*WHAT TO WORK ON*:
The entries that follow should be written out exactly.

*INPUT MATERIAL*:
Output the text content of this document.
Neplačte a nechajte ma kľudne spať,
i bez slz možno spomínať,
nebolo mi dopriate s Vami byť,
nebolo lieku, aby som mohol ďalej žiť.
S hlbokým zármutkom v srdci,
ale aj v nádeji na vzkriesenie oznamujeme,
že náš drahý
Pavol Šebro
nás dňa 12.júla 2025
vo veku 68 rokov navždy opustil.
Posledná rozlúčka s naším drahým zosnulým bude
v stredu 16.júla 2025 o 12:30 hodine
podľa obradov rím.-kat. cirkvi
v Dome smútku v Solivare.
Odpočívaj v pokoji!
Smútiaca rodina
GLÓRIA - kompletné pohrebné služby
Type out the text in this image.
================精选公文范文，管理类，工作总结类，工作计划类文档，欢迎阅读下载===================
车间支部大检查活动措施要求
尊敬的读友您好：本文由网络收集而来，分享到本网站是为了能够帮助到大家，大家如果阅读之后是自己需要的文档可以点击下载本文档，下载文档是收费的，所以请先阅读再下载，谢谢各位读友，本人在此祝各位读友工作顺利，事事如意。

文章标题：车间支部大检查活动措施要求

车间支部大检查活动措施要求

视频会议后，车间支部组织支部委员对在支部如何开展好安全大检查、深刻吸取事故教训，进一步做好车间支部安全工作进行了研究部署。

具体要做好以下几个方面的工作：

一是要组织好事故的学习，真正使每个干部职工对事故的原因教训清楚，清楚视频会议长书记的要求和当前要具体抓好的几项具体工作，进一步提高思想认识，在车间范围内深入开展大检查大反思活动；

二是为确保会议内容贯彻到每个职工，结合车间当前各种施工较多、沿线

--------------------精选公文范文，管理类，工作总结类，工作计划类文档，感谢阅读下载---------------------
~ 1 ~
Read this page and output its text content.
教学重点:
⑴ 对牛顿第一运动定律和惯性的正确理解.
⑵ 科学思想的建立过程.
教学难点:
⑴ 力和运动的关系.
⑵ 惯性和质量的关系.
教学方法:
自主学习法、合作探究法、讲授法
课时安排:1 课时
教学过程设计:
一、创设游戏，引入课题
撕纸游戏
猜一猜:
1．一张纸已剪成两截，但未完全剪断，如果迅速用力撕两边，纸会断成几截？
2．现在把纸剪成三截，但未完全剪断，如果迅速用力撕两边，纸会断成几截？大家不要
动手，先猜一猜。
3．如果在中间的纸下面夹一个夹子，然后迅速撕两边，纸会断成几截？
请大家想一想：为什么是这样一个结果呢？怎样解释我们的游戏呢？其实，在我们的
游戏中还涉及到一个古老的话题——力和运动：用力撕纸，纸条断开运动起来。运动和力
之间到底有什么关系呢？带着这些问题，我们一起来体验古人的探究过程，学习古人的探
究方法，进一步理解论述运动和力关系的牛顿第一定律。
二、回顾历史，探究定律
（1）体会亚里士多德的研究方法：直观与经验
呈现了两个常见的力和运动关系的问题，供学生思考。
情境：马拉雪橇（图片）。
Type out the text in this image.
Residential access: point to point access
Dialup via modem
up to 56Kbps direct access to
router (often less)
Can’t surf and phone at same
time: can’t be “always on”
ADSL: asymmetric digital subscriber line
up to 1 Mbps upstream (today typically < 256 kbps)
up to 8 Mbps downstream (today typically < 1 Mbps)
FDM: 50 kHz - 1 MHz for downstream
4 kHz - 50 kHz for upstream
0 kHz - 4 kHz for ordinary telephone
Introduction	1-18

*RESULT FOR THIS EXERCISE*:
Output the text content of this document.
Neplačte a nechajte ma kľudne spať,
i bez slz možno spomínať,
nebolo mi dopriate s Vami byť,
nebolo lieku, aby som mohol ďalej žiť.
S hlbokým zármutkom v srdci,
ale aj v nádeji na vzkriesenie oznamujeme,
že náš drahý
Pavol Šebro
nás dňa 12.júla 2025
vo veku 68 rokov navždy opustil.
Posledná rozlúčka s naším drahým zosnulým bude
v stredu 16.júla 2025 o 12:30 hodine
podľa obradov rím.-kat. cirkvi
v Dome smútku v Solivare.
Odpočívaj v pokoji!
Smútiaca rodina
GLÓRIA - kompletné pohrebné služby
Type out the text in this image.
================精选公文范文，管理类，工作总结类，工作计划类文档，欢迎阅读下载===================
车间支部大检查活动措施要求
尊敬的读友您好：本文由网络收集而来，分享到本网站是为了能够帮助到大家，大家如果阅读之后是自己需要的文档可以点击下载本文档，下载文档是收费的，所以请先阅读再下载，谢谢各位读友，本人在此祝各位读友工作顺利，事事如意。

文章标题：车间支部大检查活动措施要求

车间支部大检查活动措施要求

视频会议后，车间支部组织支部委员对在支部如何开展好安全大检查、深刻吸取事故教训，进一步做好车间支部安全工作进行了研究部署。

具体要做好以下几个方面的工作：

一是要组织好事故的学习，真正使每个干部职工对事故的原因教训清楚，清楚视频会议长书记的要求和当前要具体抓好的几项具体工作，进一步提高思想认识，在车间范围内深入开展大检查大反思活动；

二是为确保会议内容贯彻到每个职工，结合车间当前各种施工较多、沿线

--------------------精选公文范文，管理类，工作总结类，工作计划类文档，感谢阅读下载---------------------
~ 1 ~
Read this page and output its text content.
教学重点:
⑴ 对牛顿第一运动定律和惯性的正确理解.
⑵ 科学思想的建立过程.
教学难点:
⑴ 力和运动的关系.
⑵ 惯性和质量的关系.
教学方法:
自主学习法、合作探究法、讲授法
课时安排:1 课时
教学过程设计:
一、创设游戏，引入课题
撕纸游戏
猜一猜:
1．一张纸已剪成两截，但未完全剪断，如果迅速用力撕两边，纸会断成几截？
2．现在把纸剪成三截，但未完全剪断，如果迅速用力撕两边，纸会断成几截？大家不要
动手，先猜一猜。
3．如果在中间的纸下面夹一个夹子，然后迅速撕两边，纸会断成几截？
请大家想一想：为什么是这样一个结果呢？怎样解释我们的游戏呢？其实，在我们的
游戏中还涉及到一个古老的话题——力和运动：用力撕纸，纸条断开运动起来。运动和力
之间到底有什么关系呢？带着这些问题，我们一起来体验古人的探究过程，学习古人的探
究方法，进一步理解论述运动和力关系的牛顿第一定律。
二、回顾历史，探究定律
（1）体会亚里士多德的研究方法：直观与经验
呈现了两个常见的力和运动关系的问题，供学生思考。
情境：马拉雪橇（图片）。
Type out the text in this image.
Residential access: point to point access
Dialup via modem
up to 56Kbps direct access to
router (often less)
Can’t surf and phone at same
time: can’t be “always on”
ADSL: asymmetric digital subscriber line
up to 1 Mbps upstream (today typically < 256 kbps)
up to 8 Mbps downstream (today typically < 1 Mbps)
FDM: 50 kHz - 1 MHz for downstream
4 kHz - 50 kHz for upstream
0 kHz - 4 kHz for ordinary telephone
Introduction	1-18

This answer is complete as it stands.